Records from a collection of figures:
· · · · · · ·

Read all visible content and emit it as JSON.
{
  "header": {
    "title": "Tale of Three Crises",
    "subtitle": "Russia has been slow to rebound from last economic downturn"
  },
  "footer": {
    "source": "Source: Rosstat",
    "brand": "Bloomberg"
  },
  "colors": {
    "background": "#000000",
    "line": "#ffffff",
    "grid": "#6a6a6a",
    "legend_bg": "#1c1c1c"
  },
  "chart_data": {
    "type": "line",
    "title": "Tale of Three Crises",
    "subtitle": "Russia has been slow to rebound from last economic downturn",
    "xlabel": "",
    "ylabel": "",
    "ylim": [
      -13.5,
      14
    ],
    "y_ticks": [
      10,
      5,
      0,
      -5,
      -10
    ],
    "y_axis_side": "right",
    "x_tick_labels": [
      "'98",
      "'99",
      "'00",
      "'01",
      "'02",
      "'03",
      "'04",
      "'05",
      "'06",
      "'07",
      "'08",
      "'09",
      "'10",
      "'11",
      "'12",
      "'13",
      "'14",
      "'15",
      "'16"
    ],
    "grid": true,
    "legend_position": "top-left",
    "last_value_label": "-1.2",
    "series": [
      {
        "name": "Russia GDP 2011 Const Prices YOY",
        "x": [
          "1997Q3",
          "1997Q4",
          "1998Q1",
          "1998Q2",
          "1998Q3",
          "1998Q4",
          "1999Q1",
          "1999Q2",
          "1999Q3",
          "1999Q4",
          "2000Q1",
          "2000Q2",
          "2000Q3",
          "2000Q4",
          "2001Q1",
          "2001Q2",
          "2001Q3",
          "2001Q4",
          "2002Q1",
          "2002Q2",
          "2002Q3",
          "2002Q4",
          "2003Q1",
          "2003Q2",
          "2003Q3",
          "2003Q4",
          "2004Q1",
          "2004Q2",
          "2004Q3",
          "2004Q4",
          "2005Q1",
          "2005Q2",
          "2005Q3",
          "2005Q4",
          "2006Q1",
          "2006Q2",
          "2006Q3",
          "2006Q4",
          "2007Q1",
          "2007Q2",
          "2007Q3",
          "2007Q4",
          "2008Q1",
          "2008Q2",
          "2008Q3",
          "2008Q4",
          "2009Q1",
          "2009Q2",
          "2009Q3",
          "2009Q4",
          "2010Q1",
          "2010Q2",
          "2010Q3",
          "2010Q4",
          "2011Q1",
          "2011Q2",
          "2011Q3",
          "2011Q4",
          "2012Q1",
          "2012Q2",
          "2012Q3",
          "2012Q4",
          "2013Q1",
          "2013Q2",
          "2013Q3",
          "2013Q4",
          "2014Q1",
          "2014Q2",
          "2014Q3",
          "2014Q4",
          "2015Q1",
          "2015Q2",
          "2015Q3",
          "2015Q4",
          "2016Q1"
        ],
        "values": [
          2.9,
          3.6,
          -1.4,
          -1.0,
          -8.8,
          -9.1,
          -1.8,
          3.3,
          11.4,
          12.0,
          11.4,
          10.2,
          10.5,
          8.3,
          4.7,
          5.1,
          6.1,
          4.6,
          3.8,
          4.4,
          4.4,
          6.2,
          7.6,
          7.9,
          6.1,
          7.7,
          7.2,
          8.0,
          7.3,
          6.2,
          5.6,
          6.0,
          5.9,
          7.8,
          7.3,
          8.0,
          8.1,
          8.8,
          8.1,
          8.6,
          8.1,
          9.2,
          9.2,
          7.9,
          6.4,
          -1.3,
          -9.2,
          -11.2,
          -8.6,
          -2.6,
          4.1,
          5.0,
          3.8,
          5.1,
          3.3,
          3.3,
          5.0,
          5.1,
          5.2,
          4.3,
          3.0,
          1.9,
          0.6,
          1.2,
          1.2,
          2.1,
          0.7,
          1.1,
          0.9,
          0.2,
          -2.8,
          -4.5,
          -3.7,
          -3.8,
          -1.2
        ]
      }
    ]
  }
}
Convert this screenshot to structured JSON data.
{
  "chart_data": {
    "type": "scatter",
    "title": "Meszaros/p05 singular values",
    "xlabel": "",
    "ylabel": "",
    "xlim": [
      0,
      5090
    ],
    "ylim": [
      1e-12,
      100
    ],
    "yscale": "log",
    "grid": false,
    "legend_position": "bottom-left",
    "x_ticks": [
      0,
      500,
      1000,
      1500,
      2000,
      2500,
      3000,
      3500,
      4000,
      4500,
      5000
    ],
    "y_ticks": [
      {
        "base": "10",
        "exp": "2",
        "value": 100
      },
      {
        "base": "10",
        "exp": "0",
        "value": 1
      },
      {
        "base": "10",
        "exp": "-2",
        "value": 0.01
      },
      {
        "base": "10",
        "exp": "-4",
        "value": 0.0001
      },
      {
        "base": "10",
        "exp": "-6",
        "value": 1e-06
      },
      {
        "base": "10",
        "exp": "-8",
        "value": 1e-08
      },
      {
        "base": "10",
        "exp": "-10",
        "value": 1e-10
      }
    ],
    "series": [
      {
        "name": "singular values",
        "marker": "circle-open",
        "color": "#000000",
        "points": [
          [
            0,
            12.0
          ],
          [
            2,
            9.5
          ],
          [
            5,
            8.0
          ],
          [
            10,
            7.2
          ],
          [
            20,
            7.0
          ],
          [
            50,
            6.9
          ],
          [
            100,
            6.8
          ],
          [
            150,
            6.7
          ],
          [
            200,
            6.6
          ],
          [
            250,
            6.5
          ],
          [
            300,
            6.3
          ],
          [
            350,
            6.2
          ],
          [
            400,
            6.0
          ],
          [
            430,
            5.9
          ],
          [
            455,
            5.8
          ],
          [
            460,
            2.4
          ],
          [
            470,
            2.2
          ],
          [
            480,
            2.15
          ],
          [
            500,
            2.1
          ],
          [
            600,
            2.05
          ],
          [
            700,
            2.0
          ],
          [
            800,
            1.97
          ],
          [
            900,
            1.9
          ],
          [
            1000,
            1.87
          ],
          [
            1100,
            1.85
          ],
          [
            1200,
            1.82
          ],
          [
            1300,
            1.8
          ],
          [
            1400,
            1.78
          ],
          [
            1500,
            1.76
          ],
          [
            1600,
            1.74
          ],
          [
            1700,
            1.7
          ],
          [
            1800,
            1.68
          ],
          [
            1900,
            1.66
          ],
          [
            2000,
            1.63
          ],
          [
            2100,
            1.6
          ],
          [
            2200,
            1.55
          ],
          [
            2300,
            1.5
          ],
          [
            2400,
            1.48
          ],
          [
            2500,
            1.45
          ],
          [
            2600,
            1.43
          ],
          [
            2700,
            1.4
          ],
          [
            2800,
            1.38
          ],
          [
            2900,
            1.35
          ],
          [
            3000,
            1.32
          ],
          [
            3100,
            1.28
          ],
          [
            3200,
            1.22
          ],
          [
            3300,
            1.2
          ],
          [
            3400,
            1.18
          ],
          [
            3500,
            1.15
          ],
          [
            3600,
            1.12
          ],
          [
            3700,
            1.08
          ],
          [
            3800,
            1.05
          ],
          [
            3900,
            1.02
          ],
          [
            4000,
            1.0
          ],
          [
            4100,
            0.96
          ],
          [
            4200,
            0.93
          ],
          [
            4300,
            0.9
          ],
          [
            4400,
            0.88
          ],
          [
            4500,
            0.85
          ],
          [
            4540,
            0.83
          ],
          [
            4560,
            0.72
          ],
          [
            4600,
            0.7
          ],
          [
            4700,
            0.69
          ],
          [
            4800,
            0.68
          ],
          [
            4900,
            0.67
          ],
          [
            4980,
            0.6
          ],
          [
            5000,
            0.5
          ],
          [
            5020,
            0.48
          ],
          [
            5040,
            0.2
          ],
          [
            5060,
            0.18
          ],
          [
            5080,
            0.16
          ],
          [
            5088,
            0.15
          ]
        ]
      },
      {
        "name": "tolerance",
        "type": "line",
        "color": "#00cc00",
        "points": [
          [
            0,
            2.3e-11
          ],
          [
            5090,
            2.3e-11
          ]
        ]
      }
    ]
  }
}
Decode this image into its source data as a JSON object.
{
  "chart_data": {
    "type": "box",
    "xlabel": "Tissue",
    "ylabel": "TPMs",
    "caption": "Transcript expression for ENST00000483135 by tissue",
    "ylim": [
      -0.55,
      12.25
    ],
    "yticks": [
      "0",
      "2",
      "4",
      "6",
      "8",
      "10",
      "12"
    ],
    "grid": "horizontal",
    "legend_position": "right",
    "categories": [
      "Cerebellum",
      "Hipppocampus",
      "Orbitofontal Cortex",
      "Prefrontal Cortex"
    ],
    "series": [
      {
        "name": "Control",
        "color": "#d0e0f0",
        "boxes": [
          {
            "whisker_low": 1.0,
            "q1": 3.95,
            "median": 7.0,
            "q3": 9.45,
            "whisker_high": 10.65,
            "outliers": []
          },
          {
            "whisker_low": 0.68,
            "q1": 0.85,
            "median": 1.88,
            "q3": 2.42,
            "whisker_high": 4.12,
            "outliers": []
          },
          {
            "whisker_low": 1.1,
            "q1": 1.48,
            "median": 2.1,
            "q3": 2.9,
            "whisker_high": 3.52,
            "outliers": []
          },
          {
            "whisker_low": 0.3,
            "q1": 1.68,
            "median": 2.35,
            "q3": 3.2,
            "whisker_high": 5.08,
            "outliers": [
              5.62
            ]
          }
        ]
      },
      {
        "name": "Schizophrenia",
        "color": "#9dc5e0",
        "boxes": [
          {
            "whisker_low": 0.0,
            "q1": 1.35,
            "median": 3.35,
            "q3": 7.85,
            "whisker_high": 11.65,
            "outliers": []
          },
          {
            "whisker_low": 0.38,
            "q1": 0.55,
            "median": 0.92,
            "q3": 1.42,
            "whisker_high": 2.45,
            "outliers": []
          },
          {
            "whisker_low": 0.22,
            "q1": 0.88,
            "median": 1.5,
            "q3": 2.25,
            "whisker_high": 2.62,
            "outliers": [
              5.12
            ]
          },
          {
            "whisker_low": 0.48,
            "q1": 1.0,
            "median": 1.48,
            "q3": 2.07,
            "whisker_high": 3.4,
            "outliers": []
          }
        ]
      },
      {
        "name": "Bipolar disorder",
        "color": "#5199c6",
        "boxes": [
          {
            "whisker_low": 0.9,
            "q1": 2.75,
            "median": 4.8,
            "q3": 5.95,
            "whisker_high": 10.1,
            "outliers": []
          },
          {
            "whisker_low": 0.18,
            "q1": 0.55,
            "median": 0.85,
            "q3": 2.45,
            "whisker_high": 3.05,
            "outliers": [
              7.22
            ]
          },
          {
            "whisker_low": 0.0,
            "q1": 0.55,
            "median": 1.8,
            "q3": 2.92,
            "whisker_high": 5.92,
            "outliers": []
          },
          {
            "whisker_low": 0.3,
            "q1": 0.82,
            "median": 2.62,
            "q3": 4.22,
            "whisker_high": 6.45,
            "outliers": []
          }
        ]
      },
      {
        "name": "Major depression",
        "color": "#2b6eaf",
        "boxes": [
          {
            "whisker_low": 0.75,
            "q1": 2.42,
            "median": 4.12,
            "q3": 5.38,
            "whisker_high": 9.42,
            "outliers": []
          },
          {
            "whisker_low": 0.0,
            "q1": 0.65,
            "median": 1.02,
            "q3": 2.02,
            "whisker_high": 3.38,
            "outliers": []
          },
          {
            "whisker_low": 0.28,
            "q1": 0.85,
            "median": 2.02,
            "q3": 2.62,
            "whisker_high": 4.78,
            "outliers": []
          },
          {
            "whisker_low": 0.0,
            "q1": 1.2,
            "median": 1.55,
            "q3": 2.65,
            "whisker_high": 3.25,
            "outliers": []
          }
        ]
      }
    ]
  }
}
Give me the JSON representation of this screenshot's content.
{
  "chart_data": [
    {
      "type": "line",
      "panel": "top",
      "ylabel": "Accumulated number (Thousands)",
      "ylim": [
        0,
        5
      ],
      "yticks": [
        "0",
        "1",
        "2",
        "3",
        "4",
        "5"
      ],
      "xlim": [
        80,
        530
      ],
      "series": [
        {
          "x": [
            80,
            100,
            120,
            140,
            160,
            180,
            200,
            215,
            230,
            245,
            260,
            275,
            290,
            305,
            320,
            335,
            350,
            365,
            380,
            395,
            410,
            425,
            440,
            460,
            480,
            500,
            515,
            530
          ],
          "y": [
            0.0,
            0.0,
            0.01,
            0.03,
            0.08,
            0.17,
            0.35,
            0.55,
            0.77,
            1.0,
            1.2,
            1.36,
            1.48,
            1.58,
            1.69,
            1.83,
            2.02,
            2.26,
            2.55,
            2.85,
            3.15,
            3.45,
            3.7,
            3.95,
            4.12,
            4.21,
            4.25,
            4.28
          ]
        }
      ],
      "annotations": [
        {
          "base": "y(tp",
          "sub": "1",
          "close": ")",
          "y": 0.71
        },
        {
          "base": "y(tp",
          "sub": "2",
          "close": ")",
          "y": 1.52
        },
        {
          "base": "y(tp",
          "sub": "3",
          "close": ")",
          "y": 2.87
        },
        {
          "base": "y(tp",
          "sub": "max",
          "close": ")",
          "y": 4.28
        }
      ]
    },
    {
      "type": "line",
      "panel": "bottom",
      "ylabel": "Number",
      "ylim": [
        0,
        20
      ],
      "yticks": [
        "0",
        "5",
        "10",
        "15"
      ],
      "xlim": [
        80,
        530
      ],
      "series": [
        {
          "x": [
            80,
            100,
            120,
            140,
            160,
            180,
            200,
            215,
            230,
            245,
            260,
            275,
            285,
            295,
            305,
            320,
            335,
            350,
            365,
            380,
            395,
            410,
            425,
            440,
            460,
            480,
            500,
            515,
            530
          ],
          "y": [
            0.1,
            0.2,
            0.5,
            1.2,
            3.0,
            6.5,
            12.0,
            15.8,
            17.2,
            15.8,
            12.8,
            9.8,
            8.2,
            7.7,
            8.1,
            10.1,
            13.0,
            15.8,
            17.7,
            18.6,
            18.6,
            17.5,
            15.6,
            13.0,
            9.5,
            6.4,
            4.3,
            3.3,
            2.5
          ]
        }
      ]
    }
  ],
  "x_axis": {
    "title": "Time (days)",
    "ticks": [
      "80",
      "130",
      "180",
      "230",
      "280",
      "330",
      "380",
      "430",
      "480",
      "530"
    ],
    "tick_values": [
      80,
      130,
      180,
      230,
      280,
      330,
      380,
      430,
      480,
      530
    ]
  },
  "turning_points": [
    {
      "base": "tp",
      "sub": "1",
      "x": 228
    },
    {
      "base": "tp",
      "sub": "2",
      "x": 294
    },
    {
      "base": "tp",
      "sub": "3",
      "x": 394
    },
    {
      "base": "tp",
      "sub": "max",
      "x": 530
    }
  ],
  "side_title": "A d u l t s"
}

· · · · · · ·

Your task:
Scan the material above for the word "Cortex". Copy each line where it occurs.

Reply to the task:
      "Orbitofontal Cortex",
      "Prefrontal Cortex"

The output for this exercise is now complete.